(OBJECTIVE): Below you will find a set of lines. Repeat them all exactly.
═════ EXCERPTED RECORDS ═════
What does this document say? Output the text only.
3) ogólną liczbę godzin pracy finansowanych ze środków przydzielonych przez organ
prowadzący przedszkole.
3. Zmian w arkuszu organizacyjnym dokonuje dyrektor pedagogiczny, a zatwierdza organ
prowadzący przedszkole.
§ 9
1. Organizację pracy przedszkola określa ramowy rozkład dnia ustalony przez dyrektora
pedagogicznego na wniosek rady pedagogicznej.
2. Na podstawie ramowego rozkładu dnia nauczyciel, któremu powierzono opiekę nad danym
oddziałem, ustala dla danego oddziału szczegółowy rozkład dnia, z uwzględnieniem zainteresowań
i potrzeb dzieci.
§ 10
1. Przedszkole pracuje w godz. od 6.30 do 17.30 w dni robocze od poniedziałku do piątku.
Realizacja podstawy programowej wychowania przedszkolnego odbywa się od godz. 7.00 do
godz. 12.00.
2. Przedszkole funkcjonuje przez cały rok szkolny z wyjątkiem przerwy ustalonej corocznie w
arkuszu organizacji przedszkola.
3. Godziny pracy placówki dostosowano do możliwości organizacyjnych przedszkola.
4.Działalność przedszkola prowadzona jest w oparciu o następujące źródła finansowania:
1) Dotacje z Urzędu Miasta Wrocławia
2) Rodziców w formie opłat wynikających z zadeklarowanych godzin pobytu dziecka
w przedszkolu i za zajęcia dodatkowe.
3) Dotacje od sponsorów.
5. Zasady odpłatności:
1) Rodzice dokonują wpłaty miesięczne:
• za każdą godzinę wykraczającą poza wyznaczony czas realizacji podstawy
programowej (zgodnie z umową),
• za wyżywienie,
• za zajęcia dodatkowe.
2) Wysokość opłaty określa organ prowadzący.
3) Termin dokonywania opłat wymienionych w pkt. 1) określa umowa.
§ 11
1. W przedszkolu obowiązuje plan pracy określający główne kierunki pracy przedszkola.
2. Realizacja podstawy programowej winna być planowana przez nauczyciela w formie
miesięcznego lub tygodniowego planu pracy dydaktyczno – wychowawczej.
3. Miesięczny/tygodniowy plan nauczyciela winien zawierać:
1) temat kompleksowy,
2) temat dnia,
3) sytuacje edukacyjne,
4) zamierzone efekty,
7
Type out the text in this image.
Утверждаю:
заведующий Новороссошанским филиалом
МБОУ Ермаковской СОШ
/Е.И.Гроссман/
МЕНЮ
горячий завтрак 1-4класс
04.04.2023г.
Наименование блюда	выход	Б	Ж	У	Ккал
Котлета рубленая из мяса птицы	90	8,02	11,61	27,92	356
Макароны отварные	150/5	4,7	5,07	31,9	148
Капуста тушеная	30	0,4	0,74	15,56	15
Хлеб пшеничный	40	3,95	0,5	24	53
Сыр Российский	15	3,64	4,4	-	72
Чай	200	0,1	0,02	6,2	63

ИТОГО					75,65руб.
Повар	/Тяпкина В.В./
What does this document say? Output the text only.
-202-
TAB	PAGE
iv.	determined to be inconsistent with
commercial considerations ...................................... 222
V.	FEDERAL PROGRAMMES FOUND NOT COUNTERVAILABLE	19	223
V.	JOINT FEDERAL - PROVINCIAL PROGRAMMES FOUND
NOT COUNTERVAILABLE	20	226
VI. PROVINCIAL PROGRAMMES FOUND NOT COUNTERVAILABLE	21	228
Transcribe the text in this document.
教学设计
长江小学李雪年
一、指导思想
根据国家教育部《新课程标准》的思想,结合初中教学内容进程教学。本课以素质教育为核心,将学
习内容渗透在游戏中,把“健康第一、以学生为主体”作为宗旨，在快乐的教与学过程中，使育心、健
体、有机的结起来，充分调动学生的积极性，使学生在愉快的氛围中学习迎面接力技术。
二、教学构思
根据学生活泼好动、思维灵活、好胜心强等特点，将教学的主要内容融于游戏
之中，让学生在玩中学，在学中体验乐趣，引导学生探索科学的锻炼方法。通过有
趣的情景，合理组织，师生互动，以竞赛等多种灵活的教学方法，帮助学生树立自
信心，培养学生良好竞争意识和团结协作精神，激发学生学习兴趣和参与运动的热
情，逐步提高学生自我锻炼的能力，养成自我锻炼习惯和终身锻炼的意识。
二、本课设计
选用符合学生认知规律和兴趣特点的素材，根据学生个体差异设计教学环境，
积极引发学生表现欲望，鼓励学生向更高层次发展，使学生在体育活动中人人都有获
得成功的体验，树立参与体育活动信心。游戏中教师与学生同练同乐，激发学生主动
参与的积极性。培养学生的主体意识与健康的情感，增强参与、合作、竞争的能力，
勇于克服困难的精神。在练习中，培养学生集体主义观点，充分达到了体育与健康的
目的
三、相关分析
═════
(TASK RESULT):
What does this document say? Output the text only.
3) ogólną liczbę godzin pracy finansowanych ze środków przydzielonych przez organ
prowadzący przedszkole.
3. Zmian w arkuszu organizacyjnym dokonuje dyrektor pedagogiczny, a zatwierdza organ
prowadzący przedszkole.
§ 9
1. Organizację pracy przedszkola określa ramowy rozkład dnia ustalony przez dyrektora
pedagogicznego na wniosek rady pedagogicznej.
2. Na podstawie ramowego rozkładu dnia nauczyciel, któremu powierzono opiekę nad danym
oddziałem, ustala dla danego oddziału szczegółowy rozkład dnia, z uwzględnieniem zainteresowań
i potrzeb dzieci.
§ 10
1. Przedszkole pracuje w godz. od 6.30 do 17.30 w dni robocze od poniedziałku do piątku.
Realizacja podstawy programowej wychowania przedszkolnego odbywa się od godz. 7.00 do
godz. 12.00.
2. Przedszkole funkcjonuje przez cały rok szkolny z wyjątkiem przerwy ustalonej corocznie w
arkuszu organizacji przedszkola.
3. Godziny pracy placówki dostosowano do możliwości organizacyjnych przedszkola.
4.Działalność przedszkola prowadzona jest w oparciu o następujące źródła finansowania:
1) Dotacje z Urzędu Miasta Wrocławia
2) Rodziców w formie opłat wynikających z zadeklarowanych godzin pobytu dziecka
w przedszkolu i za zajęcia dodatkowe.
3) Dotacje od sponsorów.
5. Zasady odpłatności:
1) Rodzice dokonują wpłaty miesięczne:
• za każdą godzinę wykraczającą poza wyznaczony czas realizacji podstawy
programowej (zgodnie z umową),
• za wyżywienie,
• za zajęcia dodatkowe.
2) Wysokość opłaty określa organ prowadzący.
3) Termin dokonywania opłat wymienionych w pkt. 1) określa umowa.
§ 11
1. W przedszkolu obowiązuje plan pracy określający główne kierunki pracy przedszkola.
2. Realizacja podstawy programowej winna być planowana przez nauczyciela w formie
miesięcznego lub tygodniowego planu pracy dydaktyczno – wychowawczej.
3. Miesięczny/tygodniowy plan nauczyciela winien zawierać:
1) temat kompleksowy,
2) temat dnia,
3) sytuacje edukacyjne,
4) zamierzone efekty,
7
Type out the text in this image.
Утверждаю:
заведующий Новороссошанским филиалом
МБОУ Ермаковской СОШ
/Е.И.Гроссман/
МЕНЮ
горячий завтрак 1-4класс
04.04.2023г.
Наименование блюда	выход	Б	Ж	У	Ккал
Котлета рубленая из мяса птицы	90	8,02	11,61	27,92	356
Макароны отварные	150/5	4,7	5,07	31,9	148
Капуста тушеная	30	0,4	0,74	15,56	15
Хлеб пшеничный	40	3,95	0,5	24	53
Сыр Российский	15	3,64	4,4	-	72
Чай	200	0,1	0,02	6,2	63

ИТОГО					75,65руб.
Повар	/Тяпкина В.В./
What does this document say? Output the text only.
-202-
TAB	PAGE
iv.	determined to be inconsistent with
commercial considerations ...................................... 222
V.	FEDERAL PROGRAMMES FOUND NOT COUNTERVAILABLE	19	223
V.	JOINT FEDERAL - PROVINCIAL PROGRAMMES FOUND
NOT COUNTERVAILABLE	20	226
VI. PROVINCIAL PROGRAMMES FOUND NOT COUNTERVAILABLE	21	228
Transcribe the text in this document.
教学设计
长江小学李雪年
一、指导思想
根据国家教育部《新课程标准》的思想,结合初中教学内容进程教学。本课以素质教育为核心,将学
习内容渗透在游戏中,把“健康第一、以学生为主体”作为宗旨，在快乐的教与学过程中，使育心、健
体、有机的结起来，充分调动学生的积极性，使学生在愉快的氛围中学习迎面接力技术。
二、教学构思
根据学生活泼好动、思维灵活、好胜心强等特点，将教学的主要内容融于游戏
之中，让学生在玩中学，在学中体验乐趣，引导学生探索科学的锻炼方法。通过有
趣的情景，合理组织，师生互动，以竞赛等多种灵活的教学方法，帮助学生树立自
信心，培养学生良好竞争意识和团结协作精神，激发学生学习兴趣和参与运动的热
情，逐步提高学生自我锻炼的能力，养成自我锻炼习惯和终身锻炼的意识。
二、本课设计
选用符合学生认知规律和兴趣特点的素材，根据学生个体差异设计教学环境，
积极引发学生表现欲望，鼓励学生向更高层次发展，使学生在体育活动中人人都有获
得成功的体验，树立参与体育活动信心。游戏中教师与学生同练同乐，激发学生主动
参与的积极性。培养学生的主体意识与健康的情感，增强参与、合作、竞争的能力，
勇于克服困难的精神。在练习中，培养学生集体主义观点，充分达到了体育与健康的
目的
三、相关分析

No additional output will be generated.